=== Data in this exercise ===

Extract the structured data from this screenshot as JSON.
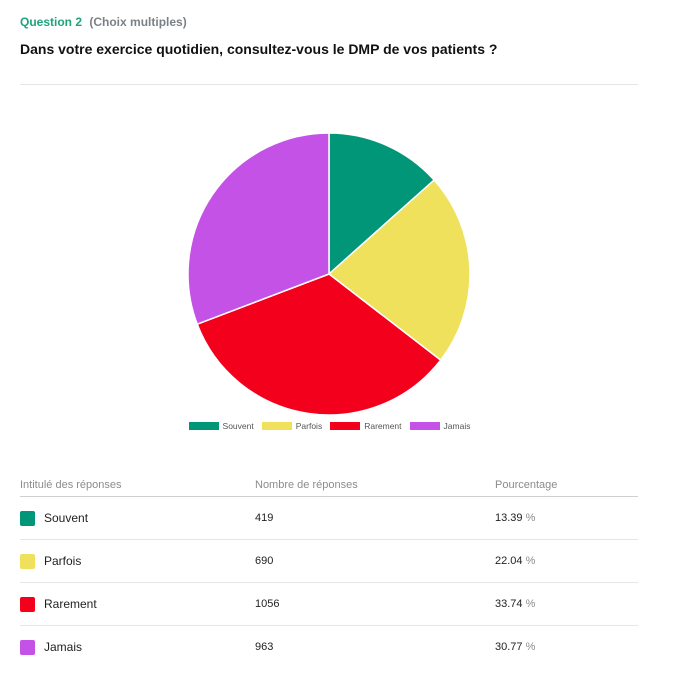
{
  "question": {
    "number": "Question 2",
    "type": "(Choix multiples)",
    "title": "Dans votre exercice quotidien, consultez-vous le DMP de vos patients ?"
  },
  "chart_data": {
    "type": "pie",
    "categories": [
      "Souvent",
      "Parfois",
      "Rarement",
      "Jamais"
    ],
    "values": [
      419,
      690,
      1056,
      963
    ],
    "percentages": [
      13.39,
      22.04,
      33.74,
      30.77
    ],
    "colors": [
      "#009677",
      "#efe15c",
      "#f3001c",
      "#c452e6"
    ],
    "legend_position": "bottom"
  },
  "table": {
    "headers": [
      "Intitulé des réponses",
      "Nombre de réponses",
      "Pourcentage"
    ],
    "rows": [
      {
        "label": "Souvent",
        "count": "419",
        "percent": "13.39",
        "color": "#009677"
      },
      {
        "label": "Parfois",
        "count": "690",
        "percent": "22.04",
        "color": "#efe15c"
      },
      {
        "label": "Rarement",
        "count": "1056",
        "percent": "33.74",
        "color": "#f3001c"
      },
      {
        "label": "Jamais",
        "count": "963",
        "percent": "30.77",
        "color": "#c452e6"
      }
    ],
    "percent_sign": "%"
  }
}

===

Required action:
Set apart and copy each line of the records that holds the word "label".

Result for this task:
        "label": "Souvent",
        "label": "Parfois",
        "label": "Rarement",
        "label": "Jamais",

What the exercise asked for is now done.